**WHAT IS EXPECTED:**
Only the number is wanted: count the lines that contain "much".

Data records
● ● ● ●
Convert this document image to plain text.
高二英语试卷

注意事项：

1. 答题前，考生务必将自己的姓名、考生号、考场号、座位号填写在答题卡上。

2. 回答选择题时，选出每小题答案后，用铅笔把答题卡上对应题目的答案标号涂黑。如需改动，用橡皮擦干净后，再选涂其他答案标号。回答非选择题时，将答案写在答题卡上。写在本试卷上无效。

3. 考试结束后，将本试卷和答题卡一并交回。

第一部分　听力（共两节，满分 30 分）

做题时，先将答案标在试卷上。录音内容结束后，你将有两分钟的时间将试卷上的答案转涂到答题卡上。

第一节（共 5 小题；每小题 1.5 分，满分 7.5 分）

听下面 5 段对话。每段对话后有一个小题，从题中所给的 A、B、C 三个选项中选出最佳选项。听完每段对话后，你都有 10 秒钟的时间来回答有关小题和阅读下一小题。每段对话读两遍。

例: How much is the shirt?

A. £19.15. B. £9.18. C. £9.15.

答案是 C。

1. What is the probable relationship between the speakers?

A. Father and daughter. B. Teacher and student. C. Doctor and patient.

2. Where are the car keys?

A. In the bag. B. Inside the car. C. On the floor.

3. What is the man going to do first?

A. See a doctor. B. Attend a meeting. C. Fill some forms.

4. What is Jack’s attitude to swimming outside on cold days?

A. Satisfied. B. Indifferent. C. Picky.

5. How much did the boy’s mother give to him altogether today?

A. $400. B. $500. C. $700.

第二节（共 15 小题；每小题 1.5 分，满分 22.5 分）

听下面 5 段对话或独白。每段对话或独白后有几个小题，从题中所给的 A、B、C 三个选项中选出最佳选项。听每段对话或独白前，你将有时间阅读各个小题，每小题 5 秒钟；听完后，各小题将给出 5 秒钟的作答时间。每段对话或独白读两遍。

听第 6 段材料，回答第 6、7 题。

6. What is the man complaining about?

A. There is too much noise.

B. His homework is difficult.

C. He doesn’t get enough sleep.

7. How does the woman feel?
● ● ● ●
**EXERCISE OUTPUT:**
3